▶ Work to do
Each line of the listing that contains the word "Configurations" is to be copied.

[START OF Stored data]

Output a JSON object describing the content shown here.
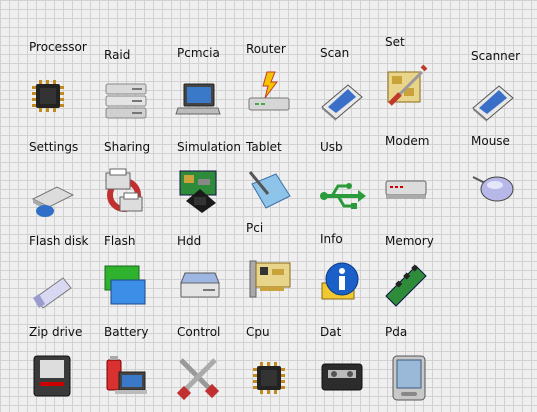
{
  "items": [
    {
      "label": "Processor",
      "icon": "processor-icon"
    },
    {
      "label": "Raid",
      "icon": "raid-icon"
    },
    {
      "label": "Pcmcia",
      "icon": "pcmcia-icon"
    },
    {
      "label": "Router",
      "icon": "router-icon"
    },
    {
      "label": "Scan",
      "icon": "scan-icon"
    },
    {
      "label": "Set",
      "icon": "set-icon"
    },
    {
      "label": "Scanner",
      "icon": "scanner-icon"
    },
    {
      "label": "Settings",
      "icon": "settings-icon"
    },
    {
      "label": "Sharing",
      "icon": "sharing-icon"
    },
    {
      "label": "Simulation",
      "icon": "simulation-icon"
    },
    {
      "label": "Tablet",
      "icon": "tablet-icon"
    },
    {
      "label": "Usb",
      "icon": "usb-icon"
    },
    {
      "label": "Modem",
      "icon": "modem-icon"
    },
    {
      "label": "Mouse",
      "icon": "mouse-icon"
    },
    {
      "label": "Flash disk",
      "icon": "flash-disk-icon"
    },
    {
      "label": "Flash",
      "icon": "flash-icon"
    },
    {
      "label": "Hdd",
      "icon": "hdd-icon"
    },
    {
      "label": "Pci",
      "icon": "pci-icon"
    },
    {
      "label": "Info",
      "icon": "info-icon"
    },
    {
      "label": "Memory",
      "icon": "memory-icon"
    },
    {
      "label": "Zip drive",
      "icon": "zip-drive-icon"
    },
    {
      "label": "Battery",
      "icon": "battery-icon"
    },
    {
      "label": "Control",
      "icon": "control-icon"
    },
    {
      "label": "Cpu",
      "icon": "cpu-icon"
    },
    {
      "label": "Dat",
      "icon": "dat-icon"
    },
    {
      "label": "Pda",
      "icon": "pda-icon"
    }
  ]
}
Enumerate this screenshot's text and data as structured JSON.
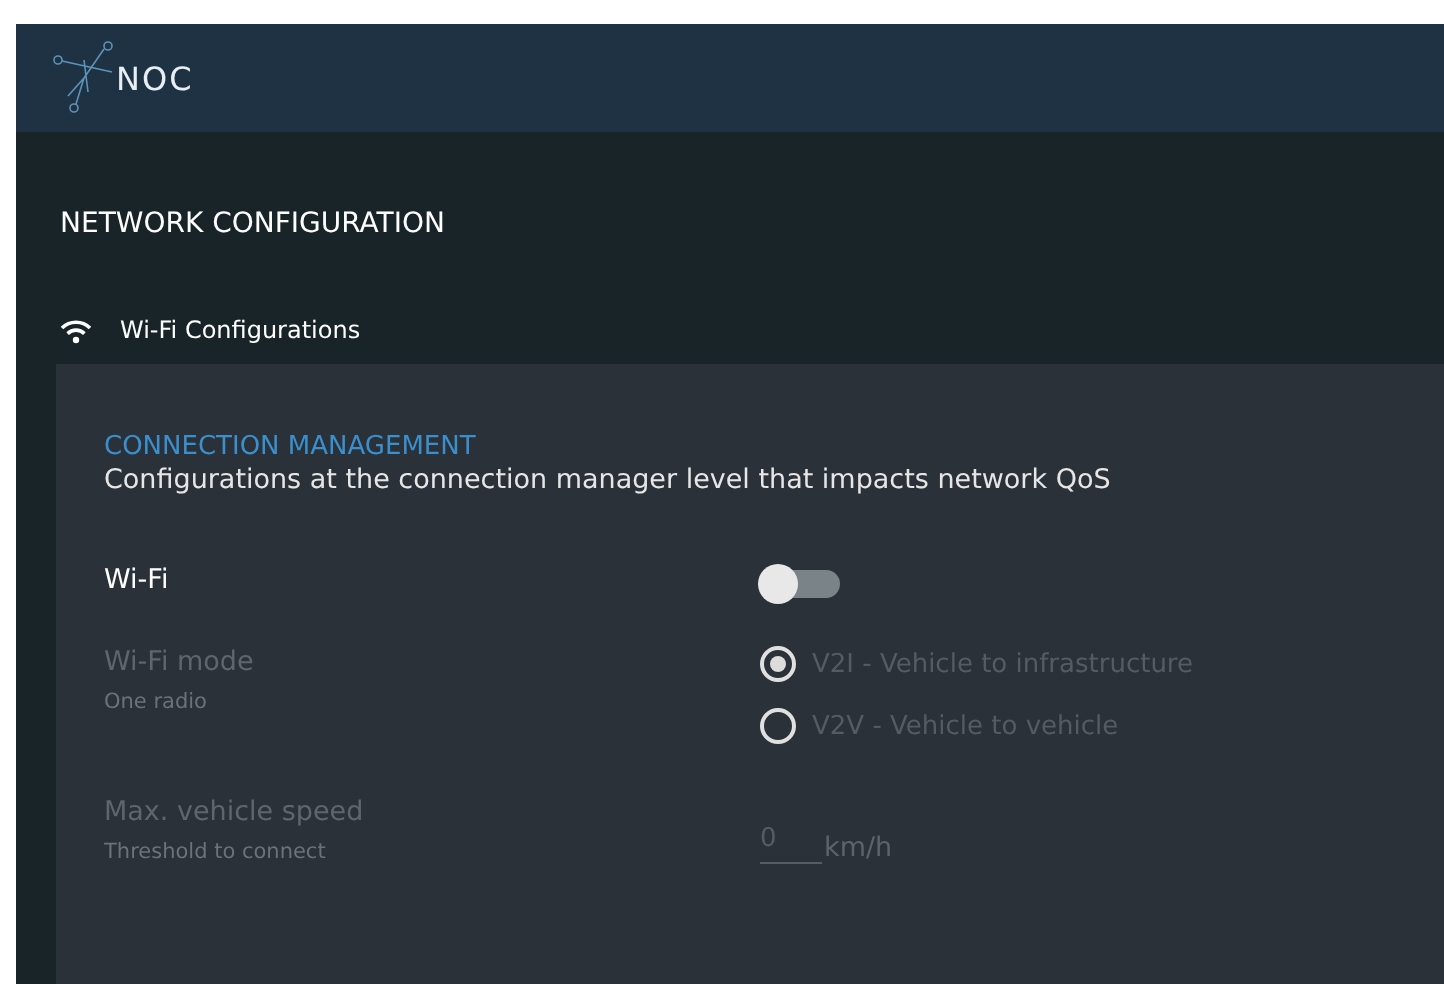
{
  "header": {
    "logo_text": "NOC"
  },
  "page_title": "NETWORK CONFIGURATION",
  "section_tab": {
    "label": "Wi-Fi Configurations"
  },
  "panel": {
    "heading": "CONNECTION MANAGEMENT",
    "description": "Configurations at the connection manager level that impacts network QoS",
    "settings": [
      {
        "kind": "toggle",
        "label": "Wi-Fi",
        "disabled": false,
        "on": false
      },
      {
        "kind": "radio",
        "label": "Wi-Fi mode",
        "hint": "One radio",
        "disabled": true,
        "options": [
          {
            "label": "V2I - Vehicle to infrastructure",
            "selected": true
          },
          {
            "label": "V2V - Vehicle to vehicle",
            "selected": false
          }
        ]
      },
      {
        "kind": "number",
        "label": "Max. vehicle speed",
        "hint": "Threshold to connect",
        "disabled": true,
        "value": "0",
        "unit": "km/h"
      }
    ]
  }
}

[END OF Stored data]

▶ Solution for this task
    "label": "Wi-Fi Configurations"
    "description": "Configurations at the connection manager level that impacts network QoS",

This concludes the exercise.